[INSTRUCTION]: Output the entries below exactly as written, omitting pictures.

******

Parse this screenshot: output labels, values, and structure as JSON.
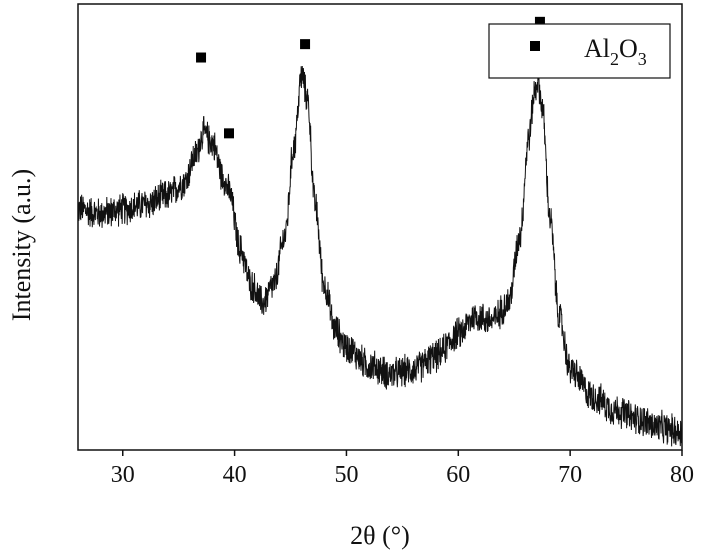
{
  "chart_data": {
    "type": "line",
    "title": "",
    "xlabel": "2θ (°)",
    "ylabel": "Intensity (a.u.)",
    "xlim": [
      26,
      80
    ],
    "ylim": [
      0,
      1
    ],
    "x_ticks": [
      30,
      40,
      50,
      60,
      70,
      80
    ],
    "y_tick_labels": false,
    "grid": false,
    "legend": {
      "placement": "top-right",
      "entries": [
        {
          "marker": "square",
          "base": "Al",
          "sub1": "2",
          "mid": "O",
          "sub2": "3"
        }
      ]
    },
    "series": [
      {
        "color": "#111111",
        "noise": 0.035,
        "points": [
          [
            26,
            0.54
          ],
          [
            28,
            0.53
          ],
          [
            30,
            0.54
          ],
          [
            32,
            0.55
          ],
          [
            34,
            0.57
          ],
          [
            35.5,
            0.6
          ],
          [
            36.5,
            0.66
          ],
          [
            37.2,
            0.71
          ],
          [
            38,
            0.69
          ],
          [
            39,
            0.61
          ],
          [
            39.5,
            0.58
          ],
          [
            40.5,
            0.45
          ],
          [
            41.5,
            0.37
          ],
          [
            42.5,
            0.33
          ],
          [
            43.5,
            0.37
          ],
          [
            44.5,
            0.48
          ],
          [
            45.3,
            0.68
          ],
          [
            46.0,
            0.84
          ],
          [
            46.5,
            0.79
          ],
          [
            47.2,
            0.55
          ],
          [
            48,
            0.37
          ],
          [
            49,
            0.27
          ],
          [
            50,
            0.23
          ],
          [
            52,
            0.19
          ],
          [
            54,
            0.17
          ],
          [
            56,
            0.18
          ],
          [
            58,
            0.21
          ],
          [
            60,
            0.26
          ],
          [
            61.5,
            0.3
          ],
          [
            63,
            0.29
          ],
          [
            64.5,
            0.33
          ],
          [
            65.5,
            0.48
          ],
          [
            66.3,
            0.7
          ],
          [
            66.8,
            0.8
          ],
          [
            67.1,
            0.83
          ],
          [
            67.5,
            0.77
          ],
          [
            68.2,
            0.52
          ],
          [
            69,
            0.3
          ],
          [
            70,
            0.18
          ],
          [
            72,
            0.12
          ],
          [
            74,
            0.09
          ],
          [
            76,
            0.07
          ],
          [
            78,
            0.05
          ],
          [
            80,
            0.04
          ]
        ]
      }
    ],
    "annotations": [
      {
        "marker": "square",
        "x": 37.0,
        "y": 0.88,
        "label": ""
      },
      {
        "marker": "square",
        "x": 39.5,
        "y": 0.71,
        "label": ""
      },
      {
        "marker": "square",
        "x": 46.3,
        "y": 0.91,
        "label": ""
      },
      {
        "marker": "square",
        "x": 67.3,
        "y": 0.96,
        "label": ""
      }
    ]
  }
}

******

[EXPECTED ANSWER]:
Parse this screenshot: output labels, values, and structure as JSON.
{
  "chart_data": {
    "type": "line",
    "title": "",
    "xlabel": "2θ (°)",
    "ylabel": "Intensity (a.u.)",
    "xlim": [
      26,
      80
    ],
    "ylim": [
      0,
      1
    ],
    "x_ticks": [
      30,
      40,
      50,
      60,
      70,
      80
    ],
    "y_tick_labels": false,
    "grid": false,
    "legend": {
      "placement": "top-right",
      "entries": [
        {
          "marker": "square",
          "base": "Al",
          "sub1": "2",
          "mid": "O",
          "sub2": "3"
        }
      ]
    },
    "series": [
      {
        "color": "#111111",
        "noise": 0.035,
        "points": [
          [
            26,
            0.54
          ],
          [
            28,
            0.53
          ],
          [
            30,
            0.54
          ],
          [
            32,
            0.55
          ],
          [
            34,
            0.57
          ],
          [
            35.5,
            0.6
          ],
          [
            36.5,
            0.66
          ],
          [
            37.2,
            0.71
          ],
          [
            38,
            0.69
          ],
          [
            39,
            0.61
          ],
          [
            39.5,
            0.58
          ],
          [
            40.5,
            0.45
          ],
          [
            41.5,
            0.37
          ],
          [
            42.5,
            0.33
          ],
          [
            43.5,
            0.37
          ],
          [
            44.5,
            0.48
          ],
          [
            45.3,
            0.68
          ],
          [
            46.0,
            0.84
          ],
          [
            46.5,
            0.79
          ],
          [
            47.2,
            0.55
          ],
          [
            48,
            0.37
          ],
          [
            49,
            0.27
          ],
          [
            50,
            0.23
          ],
          [
            52,
            0.19
          ],
          [
            54,
            0.17
          ],
          [
            56,
            0.18
          ],
          [
            58,
            0.21
          ],
          [
            60,
            0.26
          ],
          [
            61.5,
            0.3
          ],
          [
            63,
            0.29
          ],
          [
            64.5,
            0.33
          ],
          [
            65.5,
            0.48
          ],
          [
            66.3,
            0.7
          ],
          [
            66.8,
            0.8
          ],
          [
            67.1,
            0.83
          ],
          [
            67.5,
            0.77
          ],
          [
            68.2,
            0.52
          ],
          [
            69,
            0.3
          ],
          [
            70,
            0.18
          ],
          [
            72,
            0.12
          ],
          [
            74,
            0.09
          ],
          [
            76,
            0.07
          ],
          [
            78,
            0.05
          ],
          [
            80,
            0.04
          ]
        ]
      }
    ],
    "annotations": [
      {
        "marker": "square",
        "x": 37.0,
        "y": 0.88,
        "label": ""
      },
      {
        "marker": "square",
        "x": 39.5,
        "y": 0.71,
        "label": ""
      },
      {
        "marker": "square",
        "x": 46.3,
        "y": 0.91,
        "label": ""
      },
      {
        "marker": "square",
        "x": 67.3,
        "y": 0.96,
        "label": ""
      }
    ]
  }
}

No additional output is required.